• _What you need to do_
Pictures in the data below are not part of the copy; transcribe everything else exactly.
********
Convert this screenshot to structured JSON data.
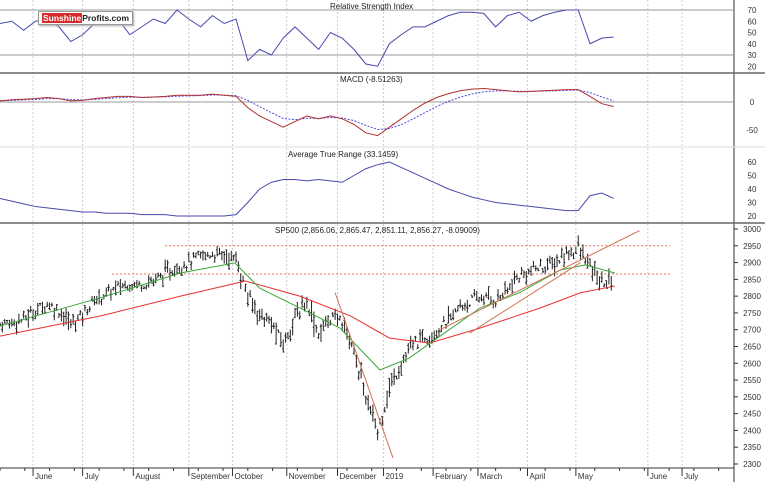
{
  "logo": {
    "part1": "Sunshine",
    "part2": "Profits.com"
  },
  "chart_data": [
    {
      "type": "line",
      "title": "Relative Strength Index",
      "ylim": [
        10,
        80
      ],
      "yticks": [
        70,
        60,
        50,
        40,
        30,
        20
      ],
      "reference_lines": [
        70,
        30
      ],
      "values": [
        58,
        60,
        52,
        60,
        62,
        55,
        42,
        48,
        58,
        58,
        62,
        48,
        55,
        62,
        58,
        70,
        62,
        55,
        65,
        58,
        62,
        25,
        35,
        30,
        45,
        55,
        45,
        35,
        50,
        45,
        35,
        22,
        20,
        40,
        48,
        55,
        55,
        60,
        65,
        68,
        68,
        67,
        55,
        65,
        68,
        60,
        65,
        68,
        70,
        70,
        40,
        45,
        46
      ]
    },
    {
      "type": "line",
      "title": "MACD (-8.51263)",
      "ylim": [
        -80,
        50
      ],
      "yticks": [
        0,
        -50
      ],
      "values": [
        2,
        4,
        5,
        6,
        8,
        6,
        2,
        3,
        6,
        8,
        10,
        10,
        8,
        9,
        10,
        12,
        12,
        12,
        14,
        12,
        10,
        -10,
        -25,
        -35,
        -45,
        -35,
        -25,
        -30,
        -25,
        -30,
        -40,
        -55,
        -60,
        -45,
        -30,
        -15,
        -2,
        8,
        15,
        20,
        23,
        24,
        22,
        20,
        18,
        19,
        20,
        21,
        22,
        22,
        10,
        -3,
        -8
      ]
    },
    {
      "type": "line",
      "title": "Average True Range (33.1459)",
      "ylim": [
        15,
        70
      ],
      "yticks": [
        60,
        50,
        40,
        30,
        20
      ],
      "values": [
        33,
        31,
        29,
        27,
        26,
        25,
        24,
        23,
        23,
        22,
        22,
        22,
        21,
        21,
        21,
        20,
        20,
        20,
        20,
        20,
        21,
        30,
        40,
        45,
        47,
        47,
        46,
        47,
        46,
        45,
        50,
        55,
        58,
        60,
        56,
        52,
        48,
        44,
        40,
        37,
        34,
        32,
        30,
        29,
        28,
        27,
        26,
        25,
        24,
        24,
        35,
        37,
        33
      ]
    },
    {
      "type": "bar",
      "title": "SP500 (2,856.06, 2,865.47, 2,851.11, 2,856.27, -8.09009)",
      "ylim": [
        2290,
        3015
      ],
      "yticks": [
        3000,
        2950,
        2900,
        2850,
        2800,
        2750,
        2700,
        2650,
        2600,
        2550,
        2500,
        2450,
        2400,
        2350,
        2300
      ],
      "weekly_close": [
        2720,
        2725,
        2735,
        2760,
        2780,
        2760,
        2720,
        2750,
        2790,
        2810,
        2830,
        2840,
        2840,
        2850,
        2870,
        2890,
        2905,
        2920,
        2930,
        2925,
        2910,
        2800,
        2750,
        2720,
        2660,
        2740,
        2790,
        2690,
        2740,
        2730,
        2640,
        2500,
        2400,
        2530,
        2600,
        2660,
        2680,
        2700,
        2730,
        2770,
        2790,
        2800,
        2790,
        2820,
        2860,
        2880,
        2890,
        2900,
        2930,
        2945,
        2890,
        2840,
        2860
      ],
      "ma50": [
        [
          0,
          2711
        ],
        [
          8.5,
          2795
        ],
        [
          15.3,
          2869
        ],
        [
          19.9,
          2899
        ],
        [
          22,
          2824
        ],
        [
          25.4,
          2765
        ],
        [
          28.8,
          2705
        ],
        [
          32.2,
          2580
        ],
        [
          34.7,
          2616
        ],
        [
          37.3,
          2681
        ],
        [
          40.7,
          2765
        ],
        [
          44,
          2810
        ],
        [
          47.5,
          2878
        ],
        [
          49.6,
          2893
        ],
        [
          52.1,
          2869
        ]
      ],
      "ma200": [
        [
          0,
          2681
        ],
        [
          8.5,
          2741
        ],
        [
          15.3,
          2800
        ],
        [
          20.8,
          2845
        ],
        [
          25.4,
          2800
        ],
        [
          29.7,
          2741
        ],
        [
          33,
          2675
        ],
        [
          36.4,
          2660
        ],
        [
          40.7,
          2705
        ],
        [
          45.8,
          2765
        ],
        [
          49.2,
          2810
        ],
        [
          52.1,
          2830
        ]
      ],
      "trendlines": [
        [
          [
            28.4,
            2810
          ],
          [
            33.3,
            2318
          ]
        ],
        [
          [
            37.3,
            2700
          ],
          [
            54.2,
            2995
          ]
        ],
        [
          [
            39.8,
            2690
          ],
          [
            49.2,
            2900
          ]
        ]
      ],
      "resistance": [
        {
          "price": 2950,
          "from": 14,
          "to": 56.8
        },
        {
          "price": 2866,
          "from": 9.5,
          "to": 56.8
        }
      ]
    }
  ],
  "x_axis": {
    "week_span": 62.2,
    "labels": [
      {
        "text": "June",
        "w": 2.8
      },
      {
        "text": "July",
        "w": 7
      },
      {
        "text": "August",
        "w": 11.3
      },
      {
        "text": "September",
        "w": 16
      },
      {
        "text": "October",
        "w": 19.7
      },
      {
        "text": "November",
        "w": 24.3
      },
      {
        "text": "December",
        "w": 28.6
      },
      {
        "text": "2019",
        "w": 32.5
      },
      {
        "text": "February",
        "w": 36.7
      },
      {
        "text": "March",
        "w": 40.5
      },
      {
        "text": "April",
        "w": 44.7
      },
      {
        "text": "May",
        "w": 48.8
      },
      {
        "text": "June",
        "w": 54.9
      },
      {
        "text": "July",
        "w": 57.8
      }
    ]
  },
  "colors": {
    "rsi": "#4848b0",
    "macd": "#b03030",
    "signal": "#4a4ae0",
    "atr": "#4848b0",
    "bars": "#222222",
    "ma50": "#3aa83a",
    "ma200": "#e83030",
    "trend": "#d07050",
    "resistance": "#e07050"
  }
}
********
• _Final result_
Convert this screenshot to structured JSON data.
{
  "logo": {
    "part1": "Sunshine",
    "part2": "Profits.com"
  },
  "chart_data": [
    {
      "type": "line",
      "title": "Relative Strength Index",
      "ylim": [
        10,
        80
      ],
      "yticks": [
        70,
        60,
        50,
        40,
        30,
        20
      ],
      "reference_lines": [
        70,
        30
      ],
      "values": [
        58,
        60,
        52,
        60,
        62,
        55,
        42,
        48,
        58,
        58,
        62,
        48,
        55,
        62,
        58,
        70,
        62,
        55,
        65,
        58,
        62,
        25,
        35,
        30,
        45,
        55,
        45,
        35,
        50,
        45,
        35,
        22,
        20,
        40,
        48,
        55,
        55,
        60,
        65,
        68,
        68,
        67,
        55,
        65,
        68,
        60,
        65,
        68,
        70,
        70,
        40,
        45,
        46
      ]
    },
    {
      "type": "line",
      "title": "MACD (-8.51263)",
      "ylim": [
        -80,
        50
      ],
      "yticks": [
        0,
        -50
      ],
      "values": [
        2,
        4,
        5,
        6,
        8,
        6,
        2,
        3,
        6,
        8,
        10,
        10,
        8,
        9,
        10,
        12,
        12,
        12,
        14,
        12,
        10,
        -10,
        -25,
        -35,
        -45,
        -35,
        -25,
        -30,
        -25,
        -30,
        -40,
        -55,
        -60,
        -45,
        -30,
        -15,
        -2,
        8,
        15,
        20,
        23,
        24,
        22,
        20,
        18,
        19,
        20,
        21,
        22,
        22,
        10,
        -3,
        -8
      ]
    },
    {
      "type": "line",
      "title": "Average True Range (33.1459)",
      "ylim": [
        15,
        70
      ],
      "yticks": [
        60,
        50,
        40,
        30,
        20
      ],
      "values": [
        33,
        31,
        29,
        27,
        26,
        25,
        24,
        23,
        23,
        22,
        22,
        22,
        21,
        21,
        21,
        20,
        20,
        20,
        20,
        20,
        21,
        30,
        40,
        45,
        47,
        47,
        46,
        47,
        46,
        45,
        50,
        55,
        58,
        60,
        56,
        52,
        48,
        44,
        40,
        37,
        34,
        32,
        30,
        29,
        28,
        27,
        26,
        25,
        24,
        24,
        35,
        37,
        33
      ]
    },
    {
      "type": "bar",
      "title": "SP500 (2,856.06, 2,865.47, 2,851.11, 2,856.27, -8.09009)",
      "ylim": [
        2290,
        3015
      ],
      "yticks": [
        3000,
        2950,
        2900,
        2850,
        2800,
        2750,
        2700,
        2650,
        2600,
        2550,
        2500,
        2450,
        2400,
        2350,
        2300
      ],
      "weekly_close": [
        2720,
        2725,
        2735,
        2760,
        2780,
        2760,
        2720,
        2750,
        2790,
        2810,
        2830,
        2840,
        2840,
        2850,
        2870,
        2890,
        2905,
        2920,
        2930,
        2925,
        2910,
        2800,
        2750,
        2720,
        2660,
        2740,
        2790,
        2690,
        2740,
        2730,
        2640,
        2500,
        2400,
        2530,
        2600,
        2660,
        2680,
        2700,
        2730,
        2770,
        2790,
        2800,
        2790,
        2820,
        2860,
        2880,
        2890,
        2900,
        2930,
        2945,
        2890,
        2840,
        2860
      ],
      "ma50": [
        [
          0,
          2711
        ],
        [
          8.5,
          2795
        ],
        [
          15.3,
          2869
        ],
        [
          19.9,
          2899
        ],
        [
          22,
          2824
        ],
        [
          25.4,
          2765
        ],
        [
          28.8,
          2705
        ],
        [
          32.2,
          2580
        ],
        [
          34.7,
          2616
        ],
        [
          37.3,
          2681
        ],
        [
          40.7,
          2765
        ],
        [
          44,
          2810
        ],
        [
          47.5,
          2878
        ],
        [
          49.6,
          2893
        ],
        [
          52.1,
          2869
        ]
      ],
      "ma200": [
        [
          0,
          2681
        ],
        [
          8.5,
          2741
        ],
        [
          15.3,
          2800
        ],
        [
          20.8,
          2845
        ],
        [
          25.4,
          2800
        ],
        [
          29.7,
          2741
        ],
        [
          33,
          2675
        ],
        [
          36.4,
          2660
        ],
        [
          40.7,
          2705
        ],
        [
          45.8,
          2765
        ],
        [
          49.2,
          2810
        ],
        [
          52.1,
          2830
        ]
      ],
      "trendlines": [
        [
          [
            28.4,
            2810
          ],
          [
            33.3,
            2318
          ]
        ],
        [
          [
            37.3,
            2700
          ],
          [
            54.2,
            2995
          ]
        ],
        [
          [
            39.8,
            2690
          ],
          [
            49.2,
            2900
          ]
        ]
      ],
      "resistance": [
        {
          "price": 2950,
          "from": 14,
          "to": 56.8
        },
        {
          "price": 2866,
          "from": 9.5,
          "to": 56.8
        }
      ]
    }
  ],
  "x_axis": {
    "week_span": 62.2,
    "labels": [
      {
        "text": "June",
        "w": 2.8
      },
      {
        "text": "July",
        "w": 7
      },
      {
        "text": "August",
        "w": 11.3
      },
      {
        "text": "September",
        "w": 16
      },
      {
        "text": "October",
        "w": 19.7
      },
      {
        "text": "November",
        "w": 24.3
      },
      {
        "text": "December",
        "w": 28.6
      },
      {
        "text": "2019",
        "w": 32.5
      },
      {
        "text": "February",
        "w": 36.7
      },
      {
        "text": "March",
        "w": 40.5
      },
      {
        "text": "April",
        "w": 44.7
      },
      {
        "text": "May",
        "w": 48.8
      },
      {
        "text": "June",
        "w": 54.9
      },
      {
        "text": "July",
        "w": 57.8
      }
    ]
  },
  "colors": {
    "rsi": "#4848b0",
    "macd": "#b03030",
    "signal": "#4a4ae0",
    "atr": "#4848b0",
    "bars": "#222222",
    "ma50": "#3aa83a",
    "ma200": "#e83030",
    "trend": "#d07050",
    "resistance": "#e07050"
  }
}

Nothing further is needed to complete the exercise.